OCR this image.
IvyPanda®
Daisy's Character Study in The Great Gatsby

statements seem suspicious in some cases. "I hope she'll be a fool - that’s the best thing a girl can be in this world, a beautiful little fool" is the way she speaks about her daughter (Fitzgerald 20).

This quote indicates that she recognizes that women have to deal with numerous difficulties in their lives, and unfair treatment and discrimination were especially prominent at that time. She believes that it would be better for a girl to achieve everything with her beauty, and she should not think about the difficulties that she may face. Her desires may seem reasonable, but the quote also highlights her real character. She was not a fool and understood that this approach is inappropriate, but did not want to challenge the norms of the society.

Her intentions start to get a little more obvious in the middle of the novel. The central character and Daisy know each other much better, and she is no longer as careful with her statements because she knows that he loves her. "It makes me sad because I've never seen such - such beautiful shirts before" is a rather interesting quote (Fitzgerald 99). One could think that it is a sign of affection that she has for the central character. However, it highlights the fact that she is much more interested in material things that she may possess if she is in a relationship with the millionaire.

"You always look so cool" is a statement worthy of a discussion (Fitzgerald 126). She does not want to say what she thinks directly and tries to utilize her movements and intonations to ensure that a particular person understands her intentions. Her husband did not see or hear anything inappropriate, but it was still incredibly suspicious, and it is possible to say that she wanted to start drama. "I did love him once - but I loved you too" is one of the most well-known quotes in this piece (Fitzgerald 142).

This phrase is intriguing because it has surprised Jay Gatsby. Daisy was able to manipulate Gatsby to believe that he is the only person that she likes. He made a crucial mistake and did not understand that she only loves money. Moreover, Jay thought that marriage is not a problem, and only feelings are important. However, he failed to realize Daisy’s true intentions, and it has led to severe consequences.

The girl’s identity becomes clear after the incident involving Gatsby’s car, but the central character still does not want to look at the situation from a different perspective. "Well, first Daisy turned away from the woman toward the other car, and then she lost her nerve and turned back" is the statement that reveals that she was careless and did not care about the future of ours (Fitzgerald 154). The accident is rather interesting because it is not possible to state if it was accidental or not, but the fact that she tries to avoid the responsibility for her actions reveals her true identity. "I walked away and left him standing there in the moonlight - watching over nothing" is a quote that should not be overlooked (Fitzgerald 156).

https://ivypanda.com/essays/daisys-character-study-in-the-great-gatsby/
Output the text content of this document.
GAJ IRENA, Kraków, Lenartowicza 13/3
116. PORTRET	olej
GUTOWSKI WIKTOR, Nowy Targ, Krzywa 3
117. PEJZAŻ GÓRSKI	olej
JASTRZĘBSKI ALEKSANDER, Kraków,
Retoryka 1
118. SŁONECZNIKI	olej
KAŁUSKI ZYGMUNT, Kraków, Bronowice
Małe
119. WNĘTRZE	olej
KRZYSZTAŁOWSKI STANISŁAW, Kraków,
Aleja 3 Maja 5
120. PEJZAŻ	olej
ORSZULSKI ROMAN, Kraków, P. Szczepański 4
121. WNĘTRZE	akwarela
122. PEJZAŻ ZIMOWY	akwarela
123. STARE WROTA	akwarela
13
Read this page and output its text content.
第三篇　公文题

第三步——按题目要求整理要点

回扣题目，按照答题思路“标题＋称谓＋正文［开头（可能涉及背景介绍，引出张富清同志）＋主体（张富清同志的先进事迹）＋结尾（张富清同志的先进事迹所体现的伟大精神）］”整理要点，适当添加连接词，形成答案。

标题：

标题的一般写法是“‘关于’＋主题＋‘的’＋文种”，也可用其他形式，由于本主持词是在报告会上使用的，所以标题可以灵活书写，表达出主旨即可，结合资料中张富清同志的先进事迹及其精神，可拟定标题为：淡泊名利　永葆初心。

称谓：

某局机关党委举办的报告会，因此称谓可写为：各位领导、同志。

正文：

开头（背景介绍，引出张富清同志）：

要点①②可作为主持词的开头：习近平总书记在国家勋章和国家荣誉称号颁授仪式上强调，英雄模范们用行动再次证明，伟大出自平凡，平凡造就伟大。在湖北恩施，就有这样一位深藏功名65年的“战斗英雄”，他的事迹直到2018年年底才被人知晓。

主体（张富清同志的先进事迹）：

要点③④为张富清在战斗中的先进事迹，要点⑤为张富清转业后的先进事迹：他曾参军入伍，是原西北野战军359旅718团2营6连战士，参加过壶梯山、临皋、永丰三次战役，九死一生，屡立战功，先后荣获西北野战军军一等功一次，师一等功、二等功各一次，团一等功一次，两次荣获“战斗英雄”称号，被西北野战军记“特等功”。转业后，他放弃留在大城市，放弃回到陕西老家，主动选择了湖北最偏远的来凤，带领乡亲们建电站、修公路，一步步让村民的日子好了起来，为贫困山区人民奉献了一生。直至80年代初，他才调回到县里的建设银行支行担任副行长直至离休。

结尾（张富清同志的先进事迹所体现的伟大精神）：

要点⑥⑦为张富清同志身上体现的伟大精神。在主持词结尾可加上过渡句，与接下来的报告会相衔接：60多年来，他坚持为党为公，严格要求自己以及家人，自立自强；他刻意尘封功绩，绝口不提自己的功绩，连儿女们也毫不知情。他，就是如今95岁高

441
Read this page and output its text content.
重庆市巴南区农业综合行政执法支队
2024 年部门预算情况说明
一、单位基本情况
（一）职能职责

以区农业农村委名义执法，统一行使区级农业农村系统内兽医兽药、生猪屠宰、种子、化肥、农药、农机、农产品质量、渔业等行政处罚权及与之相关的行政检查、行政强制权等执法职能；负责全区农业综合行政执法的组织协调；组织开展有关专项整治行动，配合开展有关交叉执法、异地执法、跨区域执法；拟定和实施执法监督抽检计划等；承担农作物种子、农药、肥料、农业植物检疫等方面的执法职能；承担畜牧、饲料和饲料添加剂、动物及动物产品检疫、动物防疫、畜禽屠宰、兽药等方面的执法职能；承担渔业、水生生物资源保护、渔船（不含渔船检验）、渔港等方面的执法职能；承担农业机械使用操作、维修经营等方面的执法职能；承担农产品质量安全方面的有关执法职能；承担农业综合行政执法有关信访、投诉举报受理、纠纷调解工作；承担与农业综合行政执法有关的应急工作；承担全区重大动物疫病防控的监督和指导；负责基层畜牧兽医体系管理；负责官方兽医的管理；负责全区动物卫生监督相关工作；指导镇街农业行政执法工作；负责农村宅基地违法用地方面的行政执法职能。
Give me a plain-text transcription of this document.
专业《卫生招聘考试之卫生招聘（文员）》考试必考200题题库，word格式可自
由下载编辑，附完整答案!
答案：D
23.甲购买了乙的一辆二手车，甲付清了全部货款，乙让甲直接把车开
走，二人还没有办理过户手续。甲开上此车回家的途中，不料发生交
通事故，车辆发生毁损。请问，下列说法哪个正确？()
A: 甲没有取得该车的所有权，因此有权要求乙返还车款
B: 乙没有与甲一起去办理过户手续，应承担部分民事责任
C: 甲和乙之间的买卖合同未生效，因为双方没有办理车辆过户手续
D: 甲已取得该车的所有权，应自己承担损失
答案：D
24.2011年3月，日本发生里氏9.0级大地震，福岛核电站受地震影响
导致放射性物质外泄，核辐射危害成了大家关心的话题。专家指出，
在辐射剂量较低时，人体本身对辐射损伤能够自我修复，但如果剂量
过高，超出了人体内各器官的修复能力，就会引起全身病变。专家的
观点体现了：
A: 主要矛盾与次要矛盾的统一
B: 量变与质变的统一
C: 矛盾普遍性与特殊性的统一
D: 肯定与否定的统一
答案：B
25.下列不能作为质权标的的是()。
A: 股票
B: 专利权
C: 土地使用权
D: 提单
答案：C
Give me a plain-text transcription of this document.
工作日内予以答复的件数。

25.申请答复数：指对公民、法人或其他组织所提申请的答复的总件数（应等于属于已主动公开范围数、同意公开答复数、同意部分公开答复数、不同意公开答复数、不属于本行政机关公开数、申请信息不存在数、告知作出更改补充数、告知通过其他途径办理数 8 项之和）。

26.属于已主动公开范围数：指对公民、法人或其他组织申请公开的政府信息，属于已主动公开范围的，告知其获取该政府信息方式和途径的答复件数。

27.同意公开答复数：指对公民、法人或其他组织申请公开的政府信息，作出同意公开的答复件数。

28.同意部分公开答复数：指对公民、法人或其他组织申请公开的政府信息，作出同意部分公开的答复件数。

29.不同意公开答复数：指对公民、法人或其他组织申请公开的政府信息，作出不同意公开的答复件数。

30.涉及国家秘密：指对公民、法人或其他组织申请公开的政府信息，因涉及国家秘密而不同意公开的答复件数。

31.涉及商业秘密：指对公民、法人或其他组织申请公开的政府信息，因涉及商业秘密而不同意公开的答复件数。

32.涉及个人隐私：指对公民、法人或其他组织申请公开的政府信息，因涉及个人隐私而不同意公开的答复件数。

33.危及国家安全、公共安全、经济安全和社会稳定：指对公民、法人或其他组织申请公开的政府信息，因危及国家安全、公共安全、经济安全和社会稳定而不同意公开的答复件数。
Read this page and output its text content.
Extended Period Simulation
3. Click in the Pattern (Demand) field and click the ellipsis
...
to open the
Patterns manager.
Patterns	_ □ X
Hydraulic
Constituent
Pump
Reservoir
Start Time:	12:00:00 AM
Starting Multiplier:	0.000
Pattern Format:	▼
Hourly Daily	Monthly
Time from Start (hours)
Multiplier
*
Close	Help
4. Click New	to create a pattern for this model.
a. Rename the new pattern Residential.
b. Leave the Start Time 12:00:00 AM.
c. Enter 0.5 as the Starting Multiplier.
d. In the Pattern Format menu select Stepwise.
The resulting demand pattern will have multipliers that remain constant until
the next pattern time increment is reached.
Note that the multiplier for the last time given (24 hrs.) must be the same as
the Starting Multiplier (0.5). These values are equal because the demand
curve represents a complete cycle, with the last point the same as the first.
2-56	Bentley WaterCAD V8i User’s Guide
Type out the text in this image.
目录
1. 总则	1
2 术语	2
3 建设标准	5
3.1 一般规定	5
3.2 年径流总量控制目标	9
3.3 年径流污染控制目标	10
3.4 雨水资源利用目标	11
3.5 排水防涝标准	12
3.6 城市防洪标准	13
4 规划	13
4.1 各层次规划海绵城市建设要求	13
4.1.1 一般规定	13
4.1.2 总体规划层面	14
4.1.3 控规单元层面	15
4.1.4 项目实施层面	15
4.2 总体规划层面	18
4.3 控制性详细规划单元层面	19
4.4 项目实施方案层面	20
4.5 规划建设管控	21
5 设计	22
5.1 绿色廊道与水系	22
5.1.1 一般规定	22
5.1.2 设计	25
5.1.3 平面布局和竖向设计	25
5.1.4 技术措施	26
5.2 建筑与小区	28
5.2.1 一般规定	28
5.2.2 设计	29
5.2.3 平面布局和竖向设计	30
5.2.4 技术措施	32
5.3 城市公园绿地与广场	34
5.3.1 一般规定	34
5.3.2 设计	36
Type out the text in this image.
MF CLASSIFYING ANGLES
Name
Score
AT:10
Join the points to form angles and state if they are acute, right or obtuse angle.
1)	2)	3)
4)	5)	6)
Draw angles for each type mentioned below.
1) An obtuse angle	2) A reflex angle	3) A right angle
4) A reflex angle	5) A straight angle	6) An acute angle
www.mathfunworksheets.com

**Aim of the exercise**
Extract every line above that contains the word "have".

**Answer**
This quote indicates that she recognizes that women have to deal with numerous difficulties in their lives, and unfair treatment and discrimination were especially prominent at that time. She believes that it would be better for a girl to achieve everything with her beauty, and she should not think about the difficulties that she may face. Her desires may seem reasonable, but the quote also highlights her real character. She was not a fool and understood that this approach is inappropriate, but did not want to challenge the norms of the society.
The resulting demand pattern will have multipliers that remain constant until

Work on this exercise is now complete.